> _AIM_: Put the entries below into a numbered list, from the start of the entries through the line containing "column-header-status: DURUMU: [587, 529, 693, 553]", inclusive, omitting any blank lines. Leave the pictures out of the list.
--- Start of SUPPLIED MATERIAL ---
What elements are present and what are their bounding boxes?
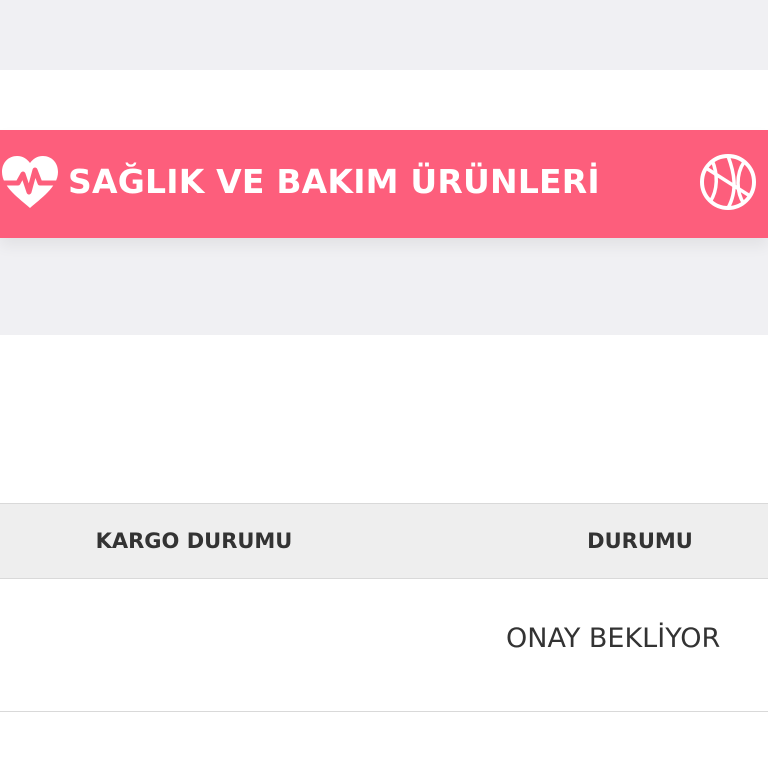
order-status-cell: ONAY BEKLİYOR: [506, 623, 721, 654]
basketball-icon[interactable]: [698, 152, 758, 212]
top-background: [0, 0, 768, 70]
table-row[interactable]: ONAY BEKLİYOR: [0, 579, 768, 712]
column-header-cargo-status: KARGO DURUMU: [95, 529, 293, 553]
orders-table-header: KARGO DURUMU DURUMU: [0, 503, 768, 579]
header-strip: [0, 70, 768, 130]
category-label[interactable]: SAĞLIK VE BAKIM ÜRÜNLERİ: [68, 160, 600, 204]
column-header-status: DURUMU: [587, 529, 693, 553]
heart-pulse-icon: [0, 152, 65, 212]
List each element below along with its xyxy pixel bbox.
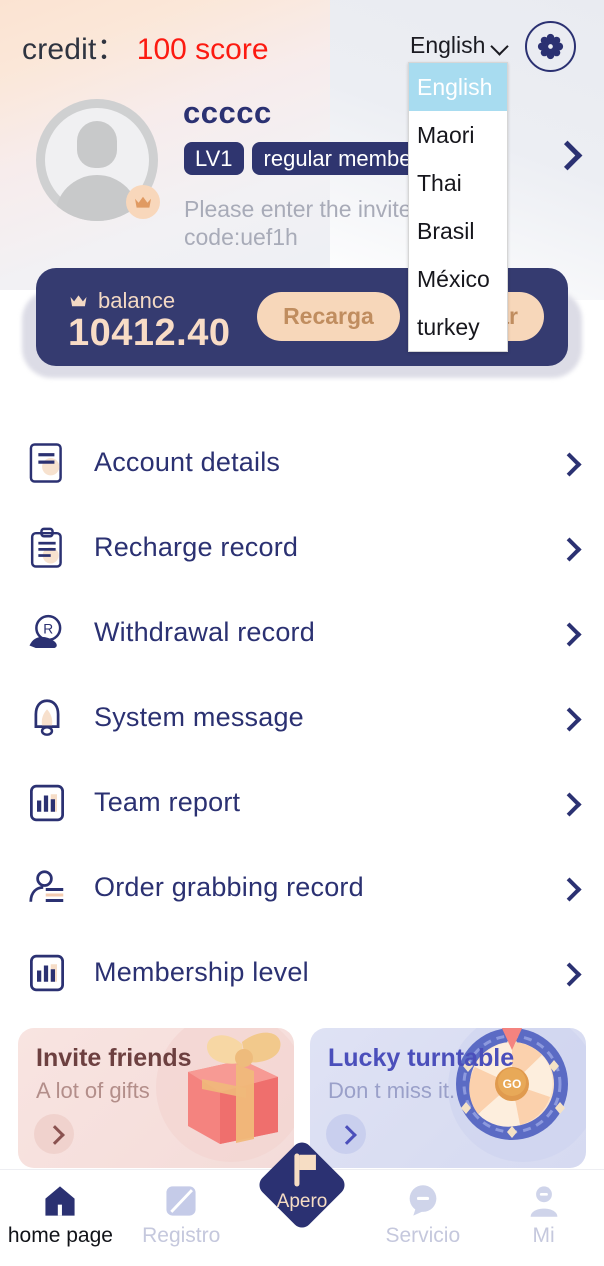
--- End of SUPPLIED MATERIAL ---
> _EXERCISE ANSWER_:
1. What elements are present and what are their bounding boxes?
2. order-status-cell: ONAY BEKLİYOR: [506, 623, 721, 654]
3. basketball-icon[interactable]: [698, 152, 758, 212]
4. top-background: [0, 0, 768, 70]
5. table-row[interactable]: ONAY BEKLİYOR: [0, 579, 768, 712]
6. column-header-cargo-status: KARGO DURUMU: [95, 529, 293, 553]
7. orders-table-header: KARGO DURUMU DURUMU: [0, 503, 768, 579]
8. header-strip: [0, 70, 768, 130]
9. category-label[interactable]: SAĞLIK VE BAKIM ÜRÜNLERİ: [68, 160, 600, 204]
10. column-header-status: DURUMU: [587, 529, 693, 553]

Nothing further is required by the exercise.